_Problem_:
Every entry that follows should be reproduced exactly.

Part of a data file
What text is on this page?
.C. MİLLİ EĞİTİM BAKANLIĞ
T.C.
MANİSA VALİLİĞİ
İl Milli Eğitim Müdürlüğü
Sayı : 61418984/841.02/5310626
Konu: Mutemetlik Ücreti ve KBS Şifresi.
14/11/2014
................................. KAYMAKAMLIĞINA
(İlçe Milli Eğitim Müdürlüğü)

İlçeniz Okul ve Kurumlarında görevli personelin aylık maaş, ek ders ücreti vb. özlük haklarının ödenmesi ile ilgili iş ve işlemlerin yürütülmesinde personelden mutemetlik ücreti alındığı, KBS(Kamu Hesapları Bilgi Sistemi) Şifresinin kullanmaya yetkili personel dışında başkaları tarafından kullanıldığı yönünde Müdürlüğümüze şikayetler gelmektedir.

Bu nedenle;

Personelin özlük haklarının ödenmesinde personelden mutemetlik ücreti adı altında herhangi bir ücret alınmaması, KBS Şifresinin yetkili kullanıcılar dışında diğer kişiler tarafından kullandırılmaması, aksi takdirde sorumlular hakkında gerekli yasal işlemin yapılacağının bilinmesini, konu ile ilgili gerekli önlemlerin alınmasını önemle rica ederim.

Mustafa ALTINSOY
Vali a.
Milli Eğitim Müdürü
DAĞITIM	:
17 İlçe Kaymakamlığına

_Output of the exercise_:
What text is on this page?
.C. MİLLİ EĞİTİM BAKANLIĞ
T.C.
MANİSA VALİLİĞİ
İl Milli Eğitim Müdürlüğü
Sayı : 61418984/841.02/5310626
Konu: Mutemetlik Ücreti ve KBS Şifresi.
14/11/2014
................................. KAYMAKAMLIĞINA
(İlçe Milli Eğitim Müdürlüğü)

İlçeniz Okul ve Kurumlarında görevli personelin aylık maaş, ek ders ücreti vb. özlük haklarının ödenmesi ile ilgili iş ve işlemlerin yürütülmesinde personelden mutemetlik ücreti alındığı, KBS(Kamu Hesapları Bilgi Sistemi) Şifresinin kullanmaya yetkili personel dışında başkaları tarafından kullanıldığı yönünde Müdürlüğümüze şikayetler gelmektedir.

Bu nedenle;

Personelin özlük haklarının ödenmesinde personelden mutemetlik ücreti adı altında herhangi bir ücret alınmaması, KBS Şifresinin yetkili kullanıcılar dışında diğer kişiler tarafından kullandırılmaması, aksi takdirde sorumlular hakkında gerekli yasal işlemin yapılacağının bilinmesini, konu ile ilgili gerekli önlemlerin alınmasını önemle rica ederim.

Mustafa ALTINSOY
Vali a.
Milli Eğitim Müdürü
DAĞITIM	:
17 İlçe Kaymakamlığına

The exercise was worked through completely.